= Short problem =
Find all lines in the records that include the word "Permission", and copy them out.
[Data lines start]
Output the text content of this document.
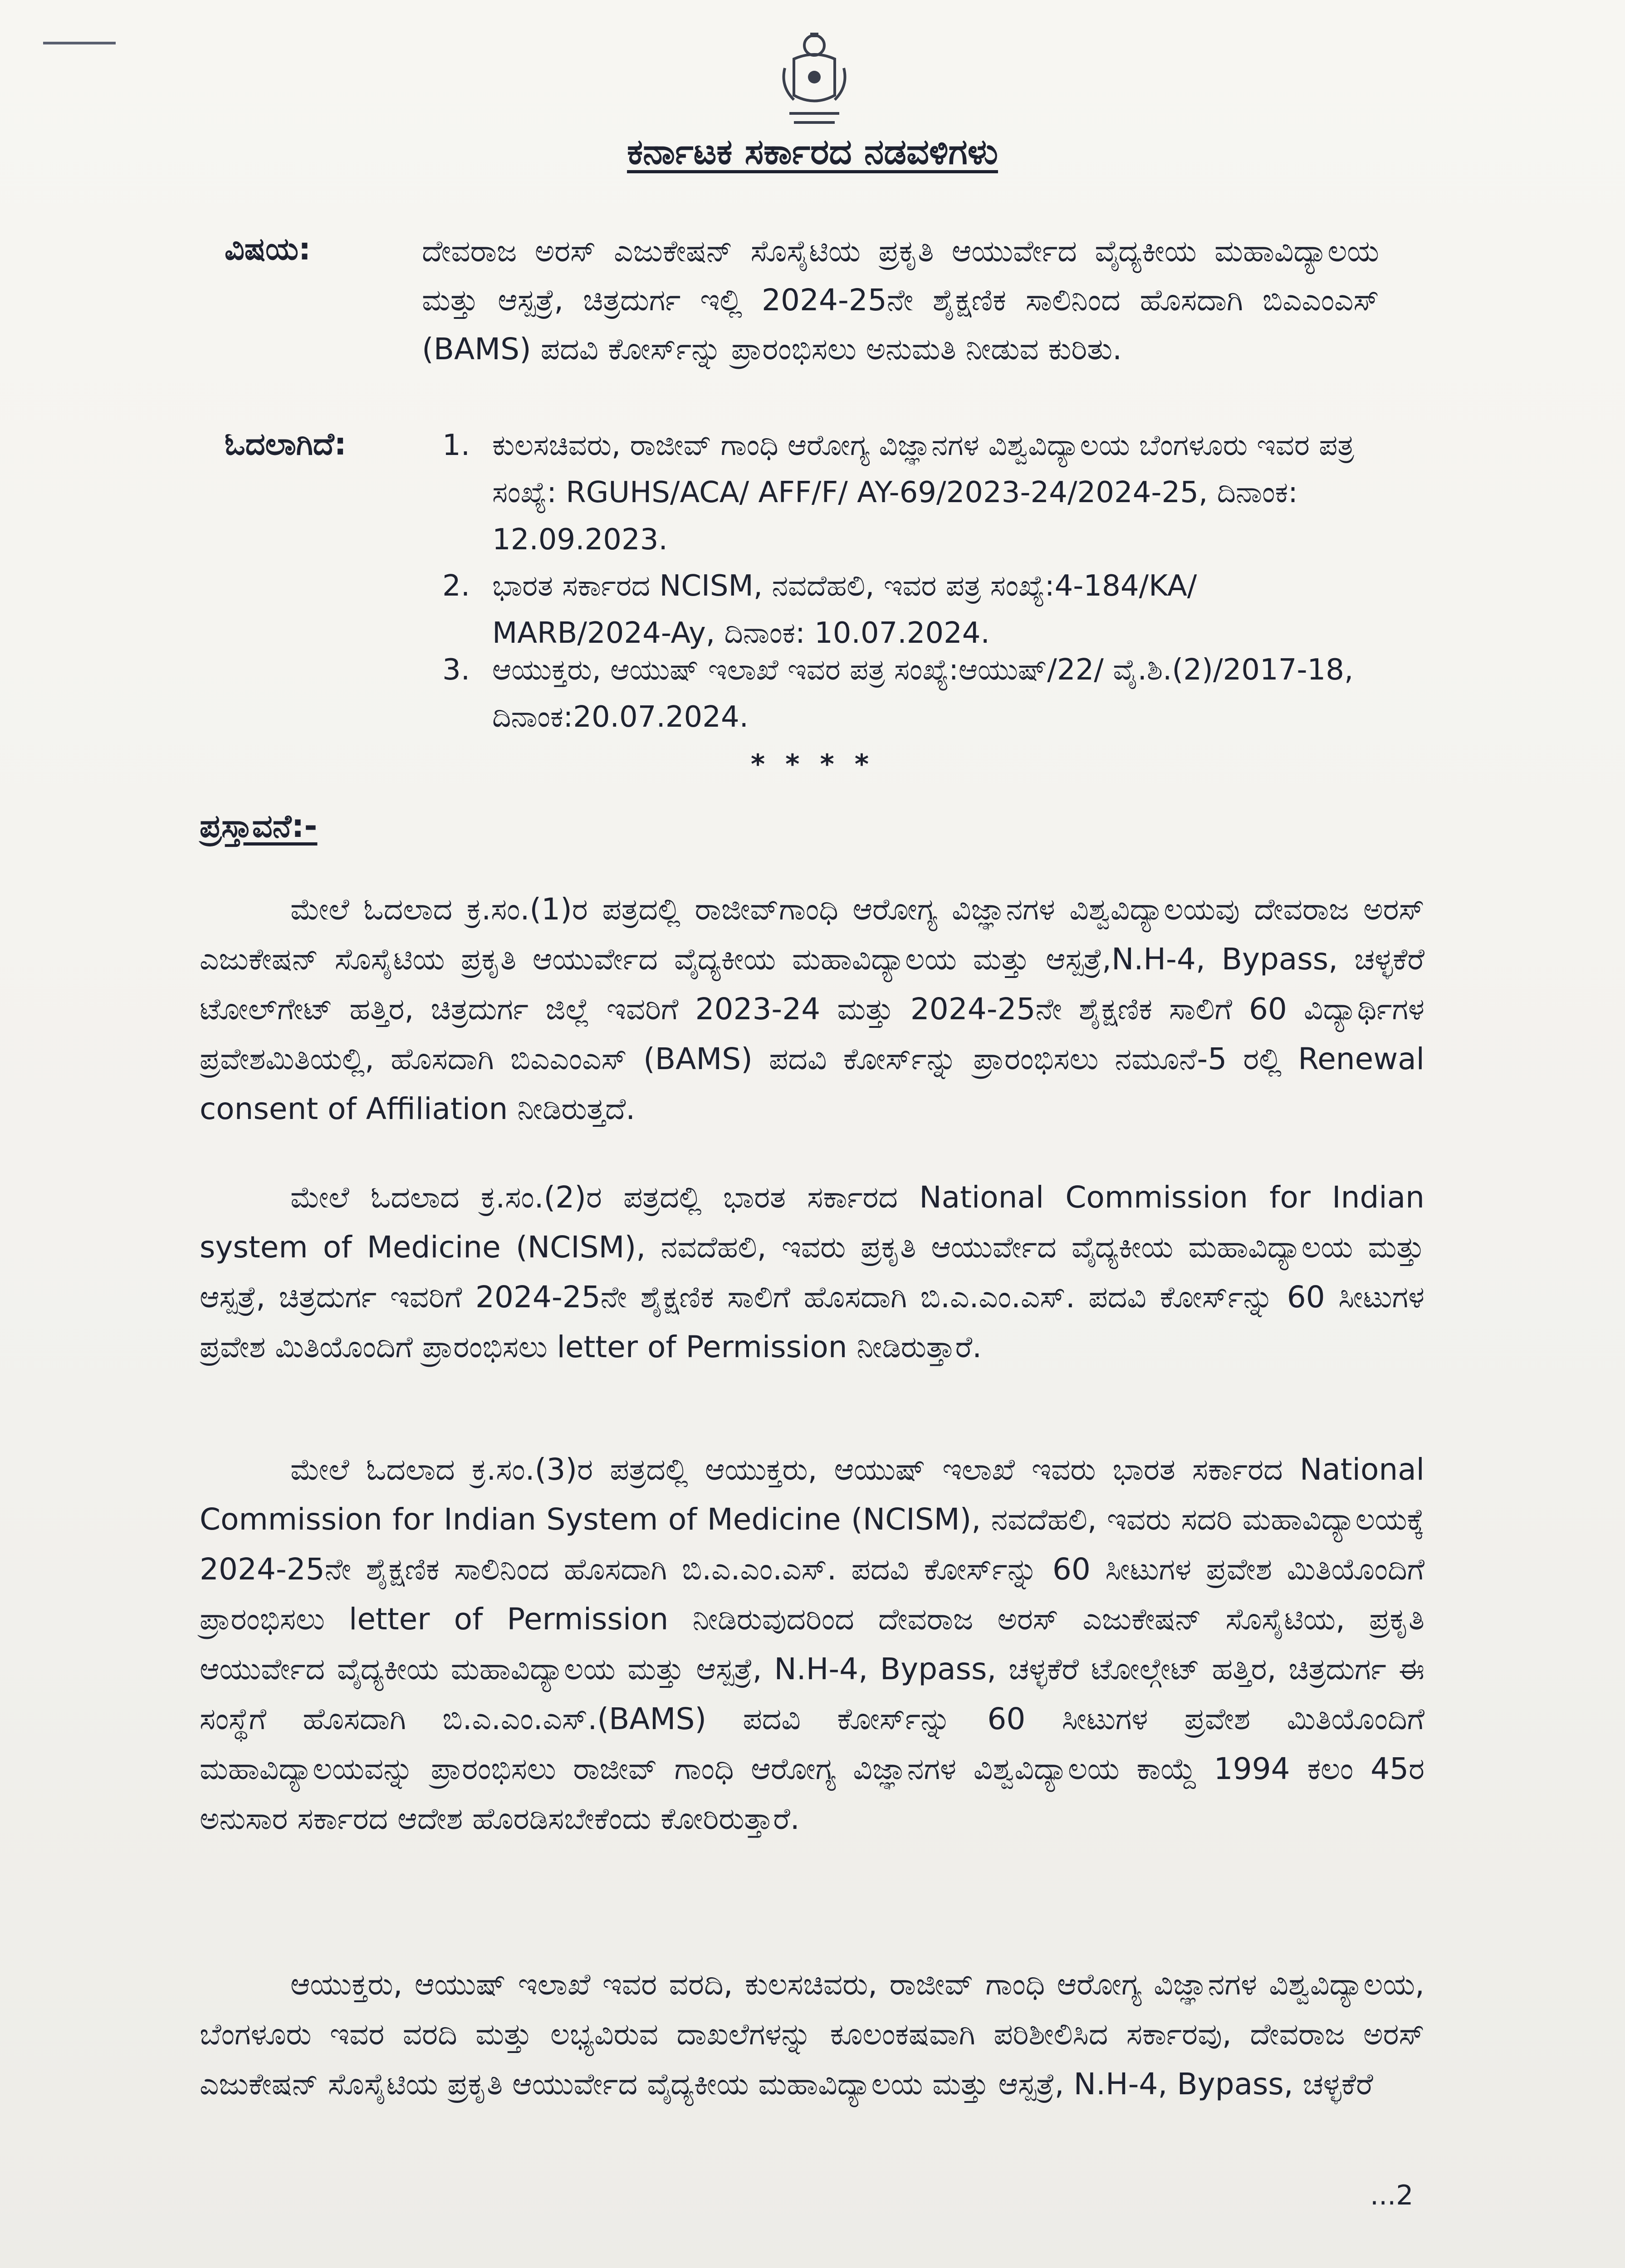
ಕರ್ನಾಟಕ ಸರ್ಕಾರದ ನಡವಳಿಗಳು
ವಿಷಯ:	ದೇವರಾಜ ಅರಸ್ ಎಜುಕೇಷನ್ ಸೊಸೈಟಿಯ ಪ್ರಕೃತಿ ಆಯುರ್ವೇದ ವೈದ್ಯಕೀಯ ಮಹಾವಿದ್ಯಾಲಯ ಮತ್ತು ಆಸ್ಪತ್ರೆ, ಚಿತ್ರದುರ್ಗ ಇಲ್ಲಿ 2024-25ನೇ ಶೈಕ್ಷಣಿಕ ಸಾಲಿನಿಂದ ಹೊಸದಾಗಿ ಬಿಎಎಂಎಸ್ (BAMS) ಪದವಿ ಕೋರ್ಸ್‌ನ್ನು ಪ್ರಾರಂಭಿಸಲು ಅನುಮತಿ ನೀಡುವ ಕುರಿತು.
ಓದಲಾಗಿದೆ:	1. ಕುಲಸಚಿವರು, ರಾಜೀವ್ ಗಾಂಧಿ ಆರೋಗ್ಯ ವಿಜ್ಞಾನಗಳ ವಿಶ್ವವಿದ್ಯಾಲಯ ಬೆಂಗಳೂರು ಇವರ ಪತ್ರ ಸಂಖ್ಯೆ: RGUHS/ACA/ AFF/F/ AY-69/2023-24/2024-25, ದಿನಾಂಕ: 12.09.2023.
2. ಭಾರತ ಸರ್ಕಾರದ NCISM, ನವದೆಹಲಿ, ಇವರ ಪತ್ರ ಸಂಖ್ಯೆ:4-184/KA/ MARB/2024-Ay, ದಿನಾಂಕ: 10.07.2024.
3. ಆಯುಕ್ತರು, ಆಯುಷ್ ಇಲಾಖೆ ಇವರ ಪತ್ರ ಸಂಖ್ಯೆ:ಆಯುಷ್/22/ ವೈ.ಶಿ.(2)/2017-18, ದಿನಾಂಕ:20.07.2024.
* * * *
ಪ್ರಸ್ತಾವನೆ:-
ಮೇಲೆ ಓದಲಾದ ಕ್ರ.ಸಂ.(1)ರ ಪತ್ರದಲ್ಲಿ ರಾಜೀವ್‌ಗಾಂಧಿ ಆರೋಗ್ಯ ವಿಜ್ಞಾನಗಳ ವಿಶ್ವವಿದ್ಯಾಲಯವು ದೇವರಾಜ ಅರಸ್ ಎಜುಕೇಷನ್ ಸೊಸೈಟಿಯ ಪ್ರಕೃತಿ ಆಯುರ್ವೇದ ವೈದ್ಯಕೀಯ ಮಹಾವಿದ್ಯಾಲಯ ಮತ್ತು ಆಸ್ಪತ್ರೆ,N.H-4, Bypass, ಚಳ್ಳಕೆರೆ ಟೋಲ್‌ಗೇಟ್ ಹತ್ತಿರ, ಚಿತ್ರದುರ್ಗ ಜಿಲ್ಲೆ ಇವರಿಗೆ 2023-24 ಮತ್ತು 2024-25ನೇ ಶೈಕ್ಷಣಿಕ ಸಾಲಿಗೆ 60 ವಿದ್ಯಾರ್ಥಿಗಳ ಪ್ರವೇಶಮಿತಿಯಲ್ಲಿ, ಹೊಸದಾಗಿ ಬಿಎಎಂಎಸ್ (BAMS) ಪದವಿ ಕೋರ್ಸ್‌ನ್ನು ಪ್ರಾರಂಭಿಸಲು ನಮೂನೆ-5 ರಲ್ಲಿ Renewal consent of Affiliation ನೀಡಿರುತ್ತದೆ.
ಮೇಲೆ ಓದಲಾದ ಕ್ರ.ಸಂ.(2)ರ ಪತ್ರದಲ್ಲಿ ಭಾರತ ಸರ್ಕಾರದ National Commission for Indian system of Medicine (NCISM), ನವದೆಹಲಿ, ಇವರು ಪ್ರಕೃತಿ ಆಯುರ್ವೇದ ವೈದ್ಯಕೀಯ ಮಹಾವಿದ್ಯಾಲಯ ಮತ್ತು ಆಸ್ಪತ್ರೆ, ಚಿತ್ರದುರ್ಗ ಇವರಿಗೆ 2024-25ನೇ ಶೈಕ್ಷಣಿಕ ಸಾಲಿಗೆ ಹೊಸದಾಗಿ ಬಿ.ಎ.ಎಂ.ಎಸ್. ಪದವಿ ಕೋರ್ಸ್‌ನ್ನು 60 ಸೀಟುಗಳ ಪ್ರವೇಶ ಮಿತಿಯೊಂದಿಗೆ ಪ್ರಾರಂಭಿಸಲು letter of Permission ನೀಡಿರುತ್ತಾರೆ.
ಮೇಲೆ ಓದಲಾದ ಕ್ರ.ಸಂ.(3)ರ ಪತ್ರದಲ್ಲಿ ಆಯುಕ್ತರು, ಆಯುಷ್ ಇಲಾಖೆ ಇವರು ಭಾರತ ಸರ್ಕಾರದ National Commission for Indian System of Medicine (NCISM), ನವದೆಹಲಿ, ಇವರು ಸದರಿ ಮಹಾವಿದ್ಯಾಲಯಕ್ಕೆ 2024-25ನೇ ಶೈಕ್ಷಣಿಕ ಸಾಲಿನಿಂದ ಹೊಸದಾಗಿ ಬಿ.ಎ.ಎಂ.ಎಸ್. ಪದವಿ ಕೋರ್ಸ್‌ನ್ನು 60 ಸೀಟುಗಳ ಪ್ರವೇಶ ಮಿತಿಯೊಂದಿಗೆ ಪ್ರಾರಂಭಿಸಲು letter of Permission ನೀಡಿರುವುದರಿಂದ ದೇವರಾಜ ಅರಸ್ ಎಜುಕೇಷನ್ ಸೊಸೈಟಿಯ, ಪ್ರಕೃತಿ ಆಯುರ್ವೇದ ವೈದ್ಯಕೀಯ ಮಹಾವಿದ್ಯಾಲಯ ಮತ್ತು ಆಸ್ಪತ್ರೆ, N.H-4, Bypass, ಚಳ್ಳಕೆರೆ ಟೋಲ್ಗೇಟ್ ಹತ್ತಿರ, ಚಿತ್ರದುರ್ಗ ಈ ಸಂಸ್ಥೆಗೆ ಹೊಸದಾಗಿ ಬಿ.ಎ.ಎಂ.ಎಸ್.(BAMS) ಪದವಿ ಕೋರ್ಸ್‌ನ್ನು 60 ಸೀಟುಗಳ ಪ್ರವೇಶ ಮಿತಿಯೊಂದಿಗೆ ಮಹಾವಿದ್ಯಾಲಯವನ್ನು ಪ್ರಾರಂಭಿಸಲು ರಾಜೀವ್ ಗಾಂಧಿ ಆರೋಗ್ಯ ವಿಜ್ಞಾನಗಳ ವಿಶ್ವವಿದ್ಯಾಲಯ ಕಾಯ್ದೆ 1994 ಕಲಂ 45ರ ಅನುಸಾರ ಸರ್ಕಾರದ ಆದೇಶ ಹೊರಡಿಸಬೇಕೆಂದು ಕೋರಿರುತ್ತಾರೆ.
ಆಯುಕ್ತರು, ಆಯುಷ್ ಇಲಾಖೆ ಇವರ ವರದಿ, ಕುಲಸಚಿವರು, ರಾಜೀವ್ ಗಾಂಧಿ ಆರೋಗ್ಯ ವಿಜ್ಞಾನಗಳ ವಿಶ್ವವಿದ್ಯಾಲಯ, ಬೆಂಗಳೂರು ಇವರ ವರದಿ ಮತ್ತು ಲಭ್ಯವಿರುವ ದಾಖಲೆಗಳನ್ನು ಕೂಲಂಕಷವಾಗಿ ಪರಿಶೀಲಿಸಿದ ಸರ್ಕಾರವು, ದೇವರಾಜ ಅರಸ್ ಎಜುಕೇಷನ್ ಸೊಸೈಟಿಯ ಪ್ರಕೃತಿ ಆಯುರ್ವೇದ ವೈದ್ಯಕೀಯ ಮಹಾವಿದ್ಯಾಲಯ ಮತ್ತು ಆಸ್ಪತ್ರೆ, N.H-4, Bypass, ಚಳ್ಳಕೆರೆ
...2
[Data lines end]
= Reply to the exercise =
ಮೇಲೆ ಓದಲಾದ ಕ್ರ.ಸಂ.(2)ರ ಪತ್ರದಲ್ಲಿ ಭಾರತ ಸರ್ಕಾರದ National Commission for Indian system of Medicine (NCISM), ನವದೆಹಲಿ, ಇವರು ಪ್ರಕೃತಿ ಆಯುರ್ವೇದ ವೈದ್ಯಕೀಯ ಮಹಾವಿದ್ಯಾಲಯ ಮತ್ತು ಆಸ್ಪತ್ರೆ, ಚಿತ್ರದುರ್ಗ ಇವರಿಗೆ 2024-25ನೇ ಶೈಕ್ಷಣಿಕ ಸಾಲಿಗೆ ಹೊಸದಾಗಿ ಬಿ.ಎ.ಎಂ.ಎಸ್. ಪದವಿ ಕೋರ್ಸ್‌ನ್ನು 60 ಸೀಟುಗಳ ಪ್ರವೇಶ ಮಿತಿಯೊಂದಿಗೆ ಪ್ರಾರಂಭಿಸಲು letter of Permission ನೀಡಿರುತ್ತಾರೆ.
ಮೇಲೆ ಓದಲಾದ ಕ್ರ.ಸಂ.(3)ರ ಪತ್ರದಲ್ಲಿ ಆಯುಕ್ತರು, ಆಯುಷ್ ಇಲಾಖೆ ಇವರು ಭಾರತ ಸರ್ಕಾರದ National Commission for Indian System of Medicine (NCISM), ನವದೆಹಲಿ, ಇವರು ಸದರಿ ಮಹಾವಿದ್ಯಾಲಯಕ್ಕೆ 2024-25ನೇ ಶೈಕ್ಷಣಿಕ ಸಾಲಿನಿಂದ ಹೊಸದಾಗಿ ಬಿ.ಎ.ಎಂ.ಎಸ್. ಪದವಿ ಕೋರ್ಸ್‌ನ್ನು 60 ಸೀಟುಗಳ ಪ್ರವೇಶ ಮಿತಿಯೊಂದಿಗೆ ಪ್ರಾರಂಭಿಸಲು letter of Permission ನೀಡಿರುವುದರಿಂದ ದೇವರಾಜ ಅರಸ್ ಎಜುಕೇಷನ್ ಸೊಸೈಟಿಯ, ಪ್ರಕೃತಿ ಆಯುರ್ವೇದ ವೈದ್ಯಕೀಯ ಮಹಾವಿದ್ಯಾಲಯ ಮತ್ತು ಆಸ್ಪತ್ರೆ, N.H-4, Bypass, ಚಳ್ಳಕೆರೆ ಟೋಲ್ಗೇಟ್ ಹತ್ತಿರ, ಚಿತ್ರದುರ್ಗ ಈ ಸಂಸ್ಥೆಗೆ ಹೊಸದಾಗಿ ಬಿ.ಎ.ಎಂ.ಎಸ್.(BAMS) ಪದವಿ ಕೋರ್ಸ್‌ನ್ನು 60 ಸೀಟುಗಳ ಪ್ರವೇಶ ಮಿತಿಯೊಂದಿಗೆ ಮಹಾವಿದ್ಯಾಲಯವನ್ನು ಪ್ರಾರಂಭಿಸಲು ರಾಜೀವ್ ಗಾಂಧಿ ಆರೋಗ್ಯ ವಿಜ್ಞಾನಗಳ ವಿಶ್ವವಿದ್ಯಾಲಯ ಕಾಯ್ದೆ 1994 ಕಲಂ 45ರ ಅನುಸಾರ ಸರ್ಕಾರದ ಆದೇಶ ಹೊರಡಿಸಬೇಕೆಂದು ಕೋರಿರುತ್ತಾರೆ.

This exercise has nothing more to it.